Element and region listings
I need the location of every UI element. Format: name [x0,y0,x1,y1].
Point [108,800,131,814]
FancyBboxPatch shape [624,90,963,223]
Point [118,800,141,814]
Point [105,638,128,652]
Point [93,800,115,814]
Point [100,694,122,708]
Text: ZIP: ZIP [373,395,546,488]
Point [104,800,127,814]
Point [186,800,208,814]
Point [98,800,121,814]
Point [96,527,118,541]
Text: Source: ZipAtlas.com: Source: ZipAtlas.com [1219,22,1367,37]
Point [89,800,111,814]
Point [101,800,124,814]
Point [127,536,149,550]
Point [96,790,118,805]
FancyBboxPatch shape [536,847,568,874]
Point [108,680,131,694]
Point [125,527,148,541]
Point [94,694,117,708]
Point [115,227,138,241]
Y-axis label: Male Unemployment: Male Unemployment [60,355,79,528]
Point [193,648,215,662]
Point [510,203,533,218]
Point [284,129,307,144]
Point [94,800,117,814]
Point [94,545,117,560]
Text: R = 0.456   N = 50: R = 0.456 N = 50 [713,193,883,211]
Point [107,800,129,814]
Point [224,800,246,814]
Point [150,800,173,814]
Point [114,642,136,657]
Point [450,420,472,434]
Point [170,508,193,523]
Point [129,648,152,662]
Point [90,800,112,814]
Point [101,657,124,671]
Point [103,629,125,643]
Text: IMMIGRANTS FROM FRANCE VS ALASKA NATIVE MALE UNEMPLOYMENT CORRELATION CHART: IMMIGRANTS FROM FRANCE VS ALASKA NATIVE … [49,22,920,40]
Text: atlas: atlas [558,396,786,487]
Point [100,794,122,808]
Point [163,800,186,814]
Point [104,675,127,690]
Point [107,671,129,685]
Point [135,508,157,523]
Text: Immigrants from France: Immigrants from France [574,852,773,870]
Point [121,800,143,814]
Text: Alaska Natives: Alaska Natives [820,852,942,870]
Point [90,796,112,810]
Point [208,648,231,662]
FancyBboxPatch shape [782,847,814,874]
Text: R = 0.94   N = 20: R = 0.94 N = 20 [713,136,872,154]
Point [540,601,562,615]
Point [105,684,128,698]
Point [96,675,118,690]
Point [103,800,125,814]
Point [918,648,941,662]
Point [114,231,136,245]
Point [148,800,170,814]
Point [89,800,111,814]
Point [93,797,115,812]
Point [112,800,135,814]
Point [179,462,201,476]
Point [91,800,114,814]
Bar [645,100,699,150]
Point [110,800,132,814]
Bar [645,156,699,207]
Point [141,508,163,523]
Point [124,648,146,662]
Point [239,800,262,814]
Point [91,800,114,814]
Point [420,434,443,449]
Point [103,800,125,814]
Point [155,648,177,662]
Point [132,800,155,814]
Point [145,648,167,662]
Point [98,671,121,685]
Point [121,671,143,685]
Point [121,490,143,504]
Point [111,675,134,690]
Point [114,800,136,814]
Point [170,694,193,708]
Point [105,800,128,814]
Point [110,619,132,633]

§ REQUIRED TASK: Reproduce all of the data above, putting "Legend swatch" wherever "FancyBboxPatch shape" occurs and keeping every other character the same.

§ TASK RESPONSE:
I need the location of every UI element. Format: name [x0,y0,x1,y1].
Point [108,800,131,814]
Legend swatch [624,90,963,223]
Point [118,800,141,814]
Point [105,638,128,652]
Point [93,800,115,814]
Point [100,694,122,708]
Text: ZIP: ZIP [373,395,546,488]
Point [104,800,127,814]
Point [186,800,208,814]
Point [98,800,121,814]
Point [96,527,118,541]
Text: Source: ZipAtlas.com: Source: ZipAtlas.com [1219,22,1367,37]
Point [89,800,111,814]
Point [101,800,124,814]
Point [127,536,149,550]
Point [96,790,118,805]
Legend swatch [536,847,568,874]
Point [108,680,131,694]
Point [125,527,148,541]
Point [94,694,117,708]
Point [115,227,138,241]
Y-axis label: Male Unemployment: Male Unemployment [60,355,79,528]
Point [193,648,215,662]
Point [510,203,533,218]
Point [284,129,307,144]
Point [94,800,117,814]
Point [94,545,117,560]
Text: R = 0.456   N = 50: R = 0.456 N = 50 [713,193,883,211]
Point [107,800,129,814]
Point [224,800,246,814]
Point [150,800,173,814]
Point [114,642,136,657]
Point [450,420,472,434]
Point [170,508,193,523]
Point [129,648,152,662]
Point [90,800,112,814]
Point [101,657,124,671]
Point [103,629,125,643]
Text: IMMIGRANTS FROM FRANCE VS ALASKA NATIVE MALE UNEMPLOYMENT CORRELATION CHART: IMMIGRANTS FROM FRANCE VS ALASKA NATIVE … [49,22,920,40]
Text: atlas: atlas [558,396,786,487]
Point [100,794,122,808]
Point [163,800,186,814]
Point [104,675,127,690]
Point [107,671,129,685]
Point [135,508,157,523]
Text: Immigrants from France: Immigrants from France [574,852,773,870]
Point [121,800,143,814]
Text: Alaska Natives: Alaska Natives [820,852,942,870]
Point [90,796,112,810]
Point [208,648,231,662]
Legend swatch [782,847,814,874]
Text: R = 0.94   N = 20: R = 0.94 N = 20 [713,136,872,154]
Point [540,601,562,615]
Point [105,684,128,698]
Point [96,675,118,690]
Point [103,800,125,814]
Point [918,648,941,662]
Point [114,231,136,245]
Point [148,800,170,814]
Point [89,800,111,814]
Point [93,797,115,812]
Point [112,800,135,814]
Point [179,462,201,476]
Point [91,800,114,814]
Bar [645,100,699,150]
Point [110,800,132,814]
Bar [645,156,699,207]
Point [141,508,163,523]
Point [124,648,146,662]
Point [239,800,262,814]
Point [91,800,114,814]
Point [420,434,443,449]
Point [103,800,125,814]
Point [155,648,177,662]
Point [132,800,155,814]
Point [145,648,167,662]
Point [98,671,121,685]
Point [121,671,143,685]
Point [121,490,143,504]
Point [111,675,134,690]
Point [114,800,136,814]
Point [170,694,193,708]
Point [105,800,128,814]
Point [110,619,132,633]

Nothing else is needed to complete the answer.